Stated task: Your task is to gather the lines below that hold the string "value".
───
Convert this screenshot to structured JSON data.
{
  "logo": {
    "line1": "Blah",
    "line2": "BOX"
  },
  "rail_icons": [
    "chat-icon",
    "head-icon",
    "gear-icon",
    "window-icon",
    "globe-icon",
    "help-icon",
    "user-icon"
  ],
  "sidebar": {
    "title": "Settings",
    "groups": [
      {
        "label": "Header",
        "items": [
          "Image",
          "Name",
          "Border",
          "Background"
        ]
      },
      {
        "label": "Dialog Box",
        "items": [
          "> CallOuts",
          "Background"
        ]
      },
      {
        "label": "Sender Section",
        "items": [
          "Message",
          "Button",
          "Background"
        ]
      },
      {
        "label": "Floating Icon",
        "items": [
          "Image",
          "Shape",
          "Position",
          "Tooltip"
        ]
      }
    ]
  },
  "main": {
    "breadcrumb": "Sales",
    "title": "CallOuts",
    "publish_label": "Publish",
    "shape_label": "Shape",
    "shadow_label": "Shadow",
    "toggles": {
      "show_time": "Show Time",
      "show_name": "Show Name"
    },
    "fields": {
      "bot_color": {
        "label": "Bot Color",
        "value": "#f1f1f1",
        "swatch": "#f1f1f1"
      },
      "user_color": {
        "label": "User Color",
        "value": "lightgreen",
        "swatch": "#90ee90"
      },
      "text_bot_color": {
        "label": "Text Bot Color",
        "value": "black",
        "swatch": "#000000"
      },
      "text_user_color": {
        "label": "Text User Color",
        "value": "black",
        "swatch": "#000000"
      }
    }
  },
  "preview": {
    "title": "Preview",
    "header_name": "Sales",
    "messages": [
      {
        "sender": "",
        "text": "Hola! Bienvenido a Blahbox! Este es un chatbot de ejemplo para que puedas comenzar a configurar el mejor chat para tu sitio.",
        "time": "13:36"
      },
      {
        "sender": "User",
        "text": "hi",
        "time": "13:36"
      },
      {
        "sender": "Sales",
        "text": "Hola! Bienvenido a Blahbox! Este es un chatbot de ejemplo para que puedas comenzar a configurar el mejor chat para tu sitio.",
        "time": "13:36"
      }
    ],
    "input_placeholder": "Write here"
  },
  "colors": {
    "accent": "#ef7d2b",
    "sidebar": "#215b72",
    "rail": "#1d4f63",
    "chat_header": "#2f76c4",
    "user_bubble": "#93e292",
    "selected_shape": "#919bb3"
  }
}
───
Answer:
        "value": "#f1f1f1",
        "value": "lightgreen",
        "value": "black",
        "value": "black",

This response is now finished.